▶ **Requirement**
Copy the data below exactly.

▶ **Provided data**
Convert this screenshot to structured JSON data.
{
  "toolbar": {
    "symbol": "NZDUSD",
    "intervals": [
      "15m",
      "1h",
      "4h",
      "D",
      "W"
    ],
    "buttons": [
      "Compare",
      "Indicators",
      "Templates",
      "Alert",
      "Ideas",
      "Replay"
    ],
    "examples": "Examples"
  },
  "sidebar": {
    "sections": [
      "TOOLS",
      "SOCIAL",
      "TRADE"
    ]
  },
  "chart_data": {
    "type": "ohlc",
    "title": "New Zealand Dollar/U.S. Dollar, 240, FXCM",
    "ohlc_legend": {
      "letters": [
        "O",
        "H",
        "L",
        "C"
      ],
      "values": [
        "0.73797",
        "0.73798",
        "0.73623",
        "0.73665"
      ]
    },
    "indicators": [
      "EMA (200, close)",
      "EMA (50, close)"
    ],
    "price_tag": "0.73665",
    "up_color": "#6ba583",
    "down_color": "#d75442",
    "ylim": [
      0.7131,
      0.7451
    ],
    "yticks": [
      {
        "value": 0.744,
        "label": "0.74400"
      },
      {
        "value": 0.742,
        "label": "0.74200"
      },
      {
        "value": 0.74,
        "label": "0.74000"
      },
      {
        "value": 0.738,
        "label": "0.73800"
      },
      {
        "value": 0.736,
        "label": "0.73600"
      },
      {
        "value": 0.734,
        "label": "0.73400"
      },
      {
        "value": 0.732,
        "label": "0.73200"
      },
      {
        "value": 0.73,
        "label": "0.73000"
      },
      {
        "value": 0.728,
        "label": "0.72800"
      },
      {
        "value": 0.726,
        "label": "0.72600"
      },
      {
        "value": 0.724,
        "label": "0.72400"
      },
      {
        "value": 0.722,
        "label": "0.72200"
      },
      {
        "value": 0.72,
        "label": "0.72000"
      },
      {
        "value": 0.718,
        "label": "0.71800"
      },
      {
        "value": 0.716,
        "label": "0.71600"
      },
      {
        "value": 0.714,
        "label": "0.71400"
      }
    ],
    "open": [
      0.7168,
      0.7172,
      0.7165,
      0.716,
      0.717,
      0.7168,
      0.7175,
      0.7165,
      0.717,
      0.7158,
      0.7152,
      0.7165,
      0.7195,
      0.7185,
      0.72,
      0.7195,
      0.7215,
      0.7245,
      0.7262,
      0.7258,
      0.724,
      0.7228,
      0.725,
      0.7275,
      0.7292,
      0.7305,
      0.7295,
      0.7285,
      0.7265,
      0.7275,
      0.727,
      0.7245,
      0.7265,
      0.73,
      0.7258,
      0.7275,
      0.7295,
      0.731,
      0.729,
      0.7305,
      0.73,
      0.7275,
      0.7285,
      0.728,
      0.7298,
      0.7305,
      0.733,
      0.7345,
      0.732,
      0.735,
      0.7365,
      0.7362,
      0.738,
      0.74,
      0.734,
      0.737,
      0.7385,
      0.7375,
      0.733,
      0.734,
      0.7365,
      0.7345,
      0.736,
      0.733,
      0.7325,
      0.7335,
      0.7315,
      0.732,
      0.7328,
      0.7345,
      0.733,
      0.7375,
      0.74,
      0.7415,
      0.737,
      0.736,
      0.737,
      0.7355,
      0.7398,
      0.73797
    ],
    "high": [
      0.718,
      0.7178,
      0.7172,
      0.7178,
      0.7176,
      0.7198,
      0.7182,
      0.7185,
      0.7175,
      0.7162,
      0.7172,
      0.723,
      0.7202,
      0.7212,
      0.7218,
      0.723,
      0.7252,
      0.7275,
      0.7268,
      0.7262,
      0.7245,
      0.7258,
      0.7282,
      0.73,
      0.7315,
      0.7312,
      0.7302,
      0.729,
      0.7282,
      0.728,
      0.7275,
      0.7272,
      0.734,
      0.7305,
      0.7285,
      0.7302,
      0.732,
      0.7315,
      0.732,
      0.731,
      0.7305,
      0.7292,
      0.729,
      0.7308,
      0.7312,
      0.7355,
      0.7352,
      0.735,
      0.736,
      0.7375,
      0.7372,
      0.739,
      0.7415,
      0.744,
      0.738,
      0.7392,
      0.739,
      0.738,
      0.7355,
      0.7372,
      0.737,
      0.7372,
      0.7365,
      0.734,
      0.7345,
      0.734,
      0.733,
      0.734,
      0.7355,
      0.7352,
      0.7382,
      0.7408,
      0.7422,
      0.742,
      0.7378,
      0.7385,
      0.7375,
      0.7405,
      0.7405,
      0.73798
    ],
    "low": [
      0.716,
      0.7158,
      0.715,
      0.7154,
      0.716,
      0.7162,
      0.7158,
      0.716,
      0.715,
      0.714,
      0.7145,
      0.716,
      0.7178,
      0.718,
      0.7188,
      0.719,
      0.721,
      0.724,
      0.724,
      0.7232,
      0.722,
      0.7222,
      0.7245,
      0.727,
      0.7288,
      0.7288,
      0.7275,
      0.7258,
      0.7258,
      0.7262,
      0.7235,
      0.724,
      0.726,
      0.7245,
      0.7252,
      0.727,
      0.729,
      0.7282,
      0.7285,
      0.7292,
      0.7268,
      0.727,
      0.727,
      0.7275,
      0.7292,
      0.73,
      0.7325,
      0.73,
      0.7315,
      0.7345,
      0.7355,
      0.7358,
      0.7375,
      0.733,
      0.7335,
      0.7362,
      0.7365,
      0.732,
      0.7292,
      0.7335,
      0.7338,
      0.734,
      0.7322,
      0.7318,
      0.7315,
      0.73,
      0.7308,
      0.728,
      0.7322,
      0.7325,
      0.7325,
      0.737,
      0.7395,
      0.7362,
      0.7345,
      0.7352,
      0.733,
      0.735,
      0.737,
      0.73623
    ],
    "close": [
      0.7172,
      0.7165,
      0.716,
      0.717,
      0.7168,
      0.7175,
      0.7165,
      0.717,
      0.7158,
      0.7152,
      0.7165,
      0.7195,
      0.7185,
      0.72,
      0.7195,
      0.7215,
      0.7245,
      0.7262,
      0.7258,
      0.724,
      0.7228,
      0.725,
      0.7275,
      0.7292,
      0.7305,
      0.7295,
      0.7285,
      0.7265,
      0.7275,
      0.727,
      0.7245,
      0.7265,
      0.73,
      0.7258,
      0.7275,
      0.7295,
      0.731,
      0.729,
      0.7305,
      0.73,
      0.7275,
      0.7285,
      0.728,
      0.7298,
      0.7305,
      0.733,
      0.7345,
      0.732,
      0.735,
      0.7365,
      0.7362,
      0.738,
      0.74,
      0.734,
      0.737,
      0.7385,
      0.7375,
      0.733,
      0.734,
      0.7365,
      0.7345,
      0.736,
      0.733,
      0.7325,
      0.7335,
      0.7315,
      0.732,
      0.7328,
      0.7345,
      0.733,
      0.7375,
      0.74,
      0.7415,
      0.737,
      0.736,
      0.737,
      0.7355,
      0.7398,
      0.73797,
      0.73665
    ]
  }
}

▶ **Worked answer**
Convert this screenshot to structured JSON data.
{
  "toolbar": {
    "symbol": "NZDUSD",
    "intervals": [
      "15m",
      "1h",
      "4h",
      "D",
      "W"
    ],
    "buttons": [
      "Compare",
      "Indicators",
      "Templates",
      "Alert",
      "Ideas",
      "Replay"
    ],
    "examples": "Examples"
  },
  "sidebar": {
    "sections": [
      "TOOLS",
      "SOCIAL",
      "TRADE"
    ]
  },
  "chart_data": {
    "type": "ohlc",
    "title": "New Zealand Dollar/U.S. Dollar, 240, FXCM",
    "ohlc_legend": {
      "letters": [
        "O",
        "H",
        "L",
        "C"
      ],
      "values": [
        "0.73797",
        "0.73798",
        "0.73623",
        "0.73665"
      ]
    },
    "indicators": [
      "EMA (200, close)",
      "EMA (50, close)"
    ],
    "price_tag": "0.73665",
    "up_color": "#6ba583",
    "down_color": "#d75442",
    "ylim": [
      0.7131,
      0.7451
    ],
    "yticks": [
      {
        "value": 0.744,
        "label": "0.74400"
      },
      {
        "value": 0.742,
        "label": "0.74200"
      },
      {
        "value": 0.74,
        "label": "0.74000"
      },
      {
        "value": 0.738,
        "label": "0.73800"
      },
      {
        "value": 0.736,
        "label": "0.73600"
      },
      {
        "value": 0.734,
        "label": "0.73400"
      },
      {
        "value": 0.732,
        "label": "0.73200"
      },
      {
        "value": 0.73,
        "label": "0.73000"
      },
      {
        "value": 0.728,
        "label": "0.72800"
      },
      {
        "value": 0.726,
        "label": "0.72600"
      },
      {
        "value": 0.724,
        "label": "0.72400"
      },
      {
        "value": 0.722,
        "label": "0.72200"
      },
      {
        "value": 0.72,
        "label": "0.72000"
      },
      {
        "value": 0.718,
        "label": "0.71800"
      },
      {
        "value": 0.716,
        "label": "0.71600"
      },
      {
        "value": 0.714,
        "label": "0.71400"
      }
    ],
    "open": [
      0.7168,
      0.7172,
      0.7165,
      0.716,
      0.717,
      0.7168,
      0.7175,
      0.7165,
      0.717,
      0.7158,
      0.7152,
      0.7165,
      0.7195,
      0.7185,
      0.72,
      0.7195,
      0.7215,
      0.7245,
      0.7262,
      0.7258,
      0.724,
      0.7228,
      0.725,
      0.7275,
      0.7292,
      0.7305,
      0.7295,
      0.7285,
      0.7265,
      0.7275,
      0.727,
      0.7245,
      0.7265,
      0.73,
      0.7258,
      0.7275,
      0.7295,
      0.731,
      0.729,
      0.7305,
      0.73,
      0.7275,
      0.7285,
      0.728,
      0.7298,
      0.7305,
      0.733,
      0.7345,
      0.732,
      0.735,
      0.7365,
      0.7362,
      0.738,
      0.74,
      0.734,
      0.737,
      0.7385,
      0.7375,
      0.733,
      0.734,
      0.7365,
      0.7345,
      0.736,
      0.733,
      0.7325,
      0.7335,
      0.7315,
      0.732,
      0.7328,
      0.7345,
      0.733,
      0.7375,
      0.74,
      0.7415,
      0.737,
      0.736,
      0.737,
      0.7355,
      0.7398,
      0.73797
    ],
    "high": [
      0.718,
      0.7178,
      0.7172,
      0.7178,
      0.7176,
      0.7198,
      0.7182,
      0.7185,
      0.7175,
      0.7162,
      0.7172,
      0.723,
      0.7202,
      0.7212,
      0.7218,
      0.723,
      0.7252,
      0.7275,
      0.7268,
      0.7262,
      0.7245,
      0.7258,
      0.7282,
      0.73,
      0.7315,
      0.7312,
      0.7302,
      0.729,
      0.7282,
      0.728,
      0.7275,
      0.7272,
      0.734,
      0.7305,
      0.7285,
      0.7302,
      0.732,
      0.7315,
      0.732,
      0.731,
      0.7305,
      0.7292,
      0.729,
      0.7308,
      0.7312,
      0.7355,
      0.7352,
      0.735,
      0.736,
      0.7375,
      0.7372,
      0.739,
      0.7415,
      0.744,
      0.738,
      0.7392,
      0.739,
      0.738,
      0.7355,
      0.7372,
      0.737,
      0.7372,
      0.7365,
      0.734,
      0.7345,
      0.734,
      0.733,
      0.734,
      0.7355,
      0.7352,
      0.7382,
      0.7408,
      0.7422,
      0.742,
      0.7378,
      0.7385,
      0.7375,
      0.7405,
      0.7405,
      0.73798
    ],
    "low": [
      0.716,
      0.7158,
      0.715,
      0.7154,
      0.716,
      0.7162,
      0.7158,
      0.716,
      0.715,
      0.714,
      0.7145,
      0.716,
      0.7178,
      0.718,
      0.7188,
      0.719,
      0.721,
      0.724,
      0.724,
      0.7232,
      0.722,
      0.7222,
      0.7245,
      0.727,
      0.7288,
      0.7288,
      0.7275,
      0.7258,
      0.7258,
      0.7262,
      0.7235,
      0.724,
      0.726,
      0.7245,
      0.7252,
      0.727,
      0.729,
      0.7282,
      0.7285,
      0.7292,
      0.7268,
      0.727,
      0.727,
      0.7275,
      0.7292,
      0.73,
      0.7325,
      0.73,
      0.7315,
      0.7345,
      0.7355,
      0.7358,
      0.7375,
      0.733,
      0.7335,
      0.7362,
      0.7365,
      0.732,
      0.7292,
      0.7335,
      0.7338,
      0.734,
      0.7322,
      0.7318,
      0.7315,
      0.73,
      0.7308,
      0.728,
      0.7322,
      0.7325,
      0.7325,
      0.737,
      0.7395,
      0.7362,
      0.7345,
      0.7352,
      0.733,
      0.735,
      0.737,
      0.73623
    ],
    "close": [
      0.7172,
      0.7165,
      0.716,
      0.717,
      0.7168,
      0.7175,
      0.7165,
      0.717,
      0.7158,
      0.7152,
      0.7165,
      0.7195,
      0.7185,
      0.72,
      0.7195,
      0.7215,
      0.7245,
      0.7262,
      0.7258,
      0.724,
      0.7228,
      0.725,
      0.7275,
      0.7292,
      0.7305,
      0.7295,
      0.7285,
      0.7265,
      0.7275,
      0.727,
      0.7245,
      0.7265,
      0.73,
      0.7258,
      0.7275,
      0.7295,
      0.731,
      0.729,
      0.7305,
      0.73,
      0.7275,
      0.7285,
      0.728,
      0.7298,
      0.7305,
      0.733,
      0.7345,
      0.732,
      0.735,
      0.7365,
      0.7362,
      0.738,
      0.74,
      0.734,
      0.737,
      0.7385,
      0.7375,
      0.733,
      0.734,
      0.7365,
      0.7345,
      0.736,
      0.733,
      0.7325,
      0.7335,
      0.7315,
      0.732,
      0.7328,
      0.7345,
      0.733,
      0.7375,
      0.74,
      0.7415,
      0.737,
      0.736,
      0.737,
      0.7355,
      0.7398,
      0.73797,
      0.73665
    ]
  }
}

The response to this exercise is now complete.